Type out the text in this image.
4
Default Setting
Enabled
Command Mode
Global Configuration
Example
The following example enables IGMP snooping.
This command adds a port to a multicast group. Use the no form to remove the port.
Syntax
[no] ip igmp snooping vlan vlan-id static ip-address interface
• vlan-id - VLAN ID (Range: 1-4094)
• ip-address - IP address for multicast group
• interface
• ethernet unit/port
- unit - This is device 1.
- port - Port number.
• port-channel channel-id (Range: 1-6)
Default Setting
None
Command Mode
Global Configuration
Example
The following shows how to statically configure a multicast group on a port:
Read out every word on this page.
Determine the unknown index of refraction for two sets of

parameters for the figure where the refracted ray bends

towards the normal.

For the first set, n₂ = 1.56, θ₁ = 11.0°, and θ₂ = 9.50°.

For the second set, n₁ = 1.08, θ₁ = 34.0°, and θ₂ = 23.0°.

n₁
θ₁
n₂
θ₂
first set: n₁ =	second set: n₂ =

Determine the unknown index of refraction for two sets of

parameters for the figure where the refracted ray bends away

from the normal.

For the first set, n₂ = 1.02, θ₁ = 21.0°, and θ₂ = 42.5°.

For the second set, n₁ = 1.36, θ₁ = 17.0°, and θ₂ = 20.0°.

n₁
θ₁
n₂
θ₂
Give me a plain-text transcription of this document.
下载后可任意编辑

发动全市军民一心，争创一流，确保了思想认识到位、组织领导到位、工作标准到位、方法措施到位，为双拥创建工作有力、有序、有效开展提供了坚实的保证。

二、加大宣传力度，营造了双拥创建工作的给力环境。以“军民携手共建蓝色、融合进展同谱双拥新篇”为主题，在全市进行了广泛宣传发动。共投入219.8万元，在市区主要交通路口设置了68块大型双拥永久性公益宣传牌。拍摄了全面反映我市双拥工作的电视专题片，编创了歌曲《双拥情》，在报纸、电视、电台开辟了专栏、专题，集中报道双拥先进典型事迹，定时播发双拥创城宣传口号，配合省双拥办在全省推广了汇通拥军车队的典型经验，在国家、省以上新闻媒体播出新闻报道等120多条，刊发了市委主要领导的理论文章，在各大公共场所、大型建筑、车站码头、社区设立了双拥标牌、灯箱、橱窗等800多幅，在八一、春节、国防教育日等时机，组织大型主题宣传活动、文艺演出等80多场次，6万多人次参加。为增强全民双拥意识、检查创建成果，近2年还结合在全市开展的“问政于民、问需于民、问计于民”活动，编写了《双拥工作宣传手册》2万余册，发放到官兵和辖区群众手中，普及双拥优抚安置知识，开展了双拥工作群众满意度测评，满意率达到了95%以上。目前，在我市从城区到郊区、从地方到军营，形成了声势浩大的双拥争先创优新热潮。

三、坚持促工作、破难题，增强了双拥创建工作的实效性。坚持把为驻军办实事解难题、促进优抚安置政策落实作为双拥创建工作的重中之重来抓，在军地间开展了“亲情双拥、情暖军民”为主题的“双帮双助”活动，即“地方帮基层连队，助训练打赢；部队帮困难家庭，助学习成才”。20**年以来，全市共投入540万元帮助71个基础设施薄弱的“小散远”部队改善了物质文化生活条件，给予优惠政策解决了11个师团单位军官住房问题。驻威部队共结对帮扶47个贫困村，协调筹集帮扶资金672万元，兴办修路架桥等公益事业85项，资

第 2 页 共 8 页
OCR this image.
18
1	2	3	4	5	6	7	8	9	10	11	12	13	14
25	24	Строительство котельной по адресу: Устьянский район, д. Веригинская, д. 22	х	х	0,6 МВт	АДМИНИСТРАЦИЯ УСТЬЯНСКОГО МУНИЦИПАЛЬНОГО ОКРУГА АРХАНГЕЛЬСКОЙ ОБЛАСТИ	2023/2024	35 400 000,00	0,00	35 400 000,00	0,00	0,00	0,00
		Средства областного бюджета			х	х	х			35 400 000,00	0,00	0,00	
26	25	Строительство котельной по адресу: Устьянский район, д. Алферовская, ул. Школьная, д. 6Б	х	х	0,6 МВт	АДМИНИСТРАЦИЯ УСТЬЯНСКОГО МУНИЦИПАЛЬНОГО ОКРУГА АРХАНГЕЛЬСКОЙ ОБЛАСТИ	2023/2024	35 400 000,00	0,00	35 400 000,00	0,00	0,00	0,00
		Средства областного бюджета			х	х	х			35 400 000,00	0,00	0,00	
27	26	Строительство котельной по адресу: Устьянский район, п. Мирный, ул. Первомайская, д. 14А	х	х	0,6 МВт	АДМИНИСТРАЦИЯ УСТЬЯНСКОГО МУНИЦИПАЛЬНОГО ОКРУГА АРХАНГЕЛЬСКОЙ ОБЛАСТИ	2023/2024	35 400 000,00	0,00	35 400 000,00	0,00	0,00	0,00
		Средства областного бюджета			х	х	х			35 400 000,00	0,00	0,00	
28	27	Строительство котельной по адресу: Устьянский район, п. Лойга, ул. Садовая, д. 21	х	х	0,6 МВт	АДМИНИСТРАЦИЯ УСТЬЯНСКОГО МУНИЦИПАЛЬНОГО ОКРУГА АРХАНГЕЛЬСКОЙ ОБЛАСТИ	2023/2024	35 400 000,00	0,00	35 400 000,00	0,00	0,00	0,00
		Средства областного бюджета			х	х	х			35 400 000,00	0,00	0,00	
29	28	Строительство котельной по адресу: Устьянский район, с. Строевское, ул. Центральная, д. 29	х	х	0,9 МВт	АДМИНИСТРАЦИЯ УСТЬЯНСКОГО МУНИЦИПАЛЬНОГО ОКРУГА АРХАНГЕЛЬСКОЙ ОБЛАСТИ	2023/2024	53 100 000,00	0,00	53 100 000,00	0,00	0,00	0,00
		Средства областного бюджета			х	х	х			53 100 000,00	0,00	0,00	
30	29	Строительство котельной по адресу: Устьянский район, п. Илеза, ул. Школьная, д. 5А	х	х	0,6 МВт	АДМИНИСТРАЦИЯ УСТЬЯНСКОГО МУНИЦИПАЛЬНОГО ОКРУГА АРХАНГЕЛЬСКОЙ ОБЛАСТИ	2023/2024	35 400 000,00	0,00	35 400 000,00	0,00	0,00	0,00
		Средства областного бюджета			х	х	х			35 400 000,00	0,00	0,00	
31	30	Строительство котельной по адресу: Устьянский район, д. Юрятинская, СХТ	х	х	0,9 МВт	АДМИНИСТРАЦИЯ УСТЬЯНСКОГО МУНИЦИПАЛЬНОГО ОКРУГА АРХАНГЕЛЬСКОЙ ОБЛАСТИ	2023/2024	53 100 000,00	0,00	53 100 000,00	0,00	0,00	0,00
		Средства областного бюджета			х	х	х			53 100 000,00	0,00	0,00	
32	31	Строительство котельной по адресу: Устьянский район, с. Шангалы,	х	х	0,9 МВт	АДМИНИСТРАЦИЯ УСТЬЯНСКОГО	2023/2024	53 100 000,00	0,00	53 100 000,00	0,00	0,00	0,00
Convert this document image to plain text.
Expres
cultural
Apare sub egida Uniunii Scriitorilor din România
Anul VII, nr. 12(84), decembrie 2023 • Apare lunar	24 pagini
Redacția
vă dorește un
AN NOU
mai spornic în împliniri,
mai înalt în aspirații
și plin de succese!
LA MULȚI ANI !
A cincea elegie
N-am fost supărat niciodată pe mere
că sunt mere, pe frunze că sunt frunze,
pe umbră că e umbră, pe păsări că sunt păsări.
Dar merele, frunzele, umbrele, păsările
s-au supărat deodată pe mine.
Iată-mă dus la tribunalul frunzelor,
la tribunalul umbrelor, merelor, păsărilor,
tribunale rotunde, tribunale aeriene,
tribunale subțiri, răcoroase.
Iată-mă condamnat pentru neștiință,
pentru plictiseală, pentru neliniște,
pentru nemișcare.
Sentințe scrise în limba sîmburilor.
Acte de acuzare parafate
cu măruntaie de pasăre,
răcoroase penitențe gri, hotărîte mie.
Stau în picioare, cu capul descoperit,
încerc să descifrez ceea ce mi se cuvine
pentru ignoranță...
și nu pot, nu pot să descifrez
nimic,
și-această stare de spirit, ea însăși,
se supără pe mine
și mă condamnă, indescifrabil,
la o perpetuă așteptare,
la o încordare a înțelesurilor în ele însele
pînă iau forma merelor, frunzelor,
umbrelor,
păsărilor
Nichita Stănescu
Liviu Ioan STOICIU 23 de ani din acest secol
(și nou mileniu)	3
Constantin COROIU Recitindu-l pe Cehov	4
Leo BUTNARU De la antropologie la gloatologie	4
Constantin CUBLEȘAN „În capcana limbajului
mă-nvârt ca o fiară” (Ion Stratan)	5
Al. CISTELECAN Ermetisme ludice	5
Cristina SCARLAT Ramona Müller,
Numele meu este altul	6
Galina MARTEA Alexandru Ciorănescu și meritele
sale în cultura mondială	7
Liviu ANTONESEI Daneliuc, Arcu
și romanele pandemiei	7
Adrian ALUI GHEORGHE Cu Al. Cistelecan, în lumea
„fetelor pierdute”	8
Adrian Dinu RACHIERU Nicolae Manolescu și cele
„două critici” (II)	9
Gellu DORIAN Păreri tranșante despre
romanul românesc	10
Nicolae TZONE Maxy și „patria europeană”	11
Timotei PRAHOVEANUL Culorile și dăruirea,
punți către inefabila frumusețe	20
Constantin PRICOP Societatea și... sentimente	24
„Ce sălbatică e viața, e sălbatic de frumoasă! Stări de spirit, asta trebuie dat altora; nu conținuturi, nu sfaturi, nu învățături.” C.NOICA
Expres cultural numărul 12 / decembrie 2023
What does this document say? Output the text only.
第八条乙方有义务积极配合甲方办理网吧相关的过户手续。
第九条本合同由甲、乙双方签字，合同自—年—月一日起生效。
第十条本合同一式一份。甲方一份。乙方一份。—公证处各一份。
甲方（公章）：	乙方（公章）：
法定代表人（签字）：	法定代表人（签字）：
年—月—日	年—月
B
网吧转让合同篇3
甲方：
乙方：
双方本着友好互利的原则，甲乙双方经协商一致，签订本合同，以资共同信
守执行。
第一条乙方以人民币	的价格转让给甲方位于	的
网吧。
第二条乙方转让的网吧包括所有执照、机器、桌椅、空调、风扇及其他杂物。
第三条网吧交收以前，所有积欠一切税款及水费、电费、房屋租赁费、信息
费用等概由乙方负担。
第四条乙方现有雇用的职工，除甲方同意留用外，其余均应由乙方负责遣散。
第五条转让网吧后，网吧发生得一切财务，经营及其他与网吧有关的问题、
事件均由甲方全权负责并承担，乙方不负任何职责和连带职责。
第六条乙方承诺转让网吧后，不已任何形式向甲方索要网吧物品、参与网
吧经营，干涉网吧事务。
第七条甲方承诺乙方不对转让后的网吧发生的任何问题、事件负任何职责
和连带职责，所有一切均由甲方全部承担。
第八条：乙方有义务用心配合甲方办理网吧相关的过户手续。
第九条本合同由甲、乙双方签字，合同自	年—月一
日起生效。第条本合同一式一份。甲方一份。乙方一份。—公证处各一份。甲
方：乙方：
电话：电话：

▶ [Task goal]
Check every line of the data above for the string "frunzelor", and copy those that have it.

▶ [Response to the exercise]
Iată-mă dus la tribunalul frunzelor,
pînă iau forma merelor, frunzelor,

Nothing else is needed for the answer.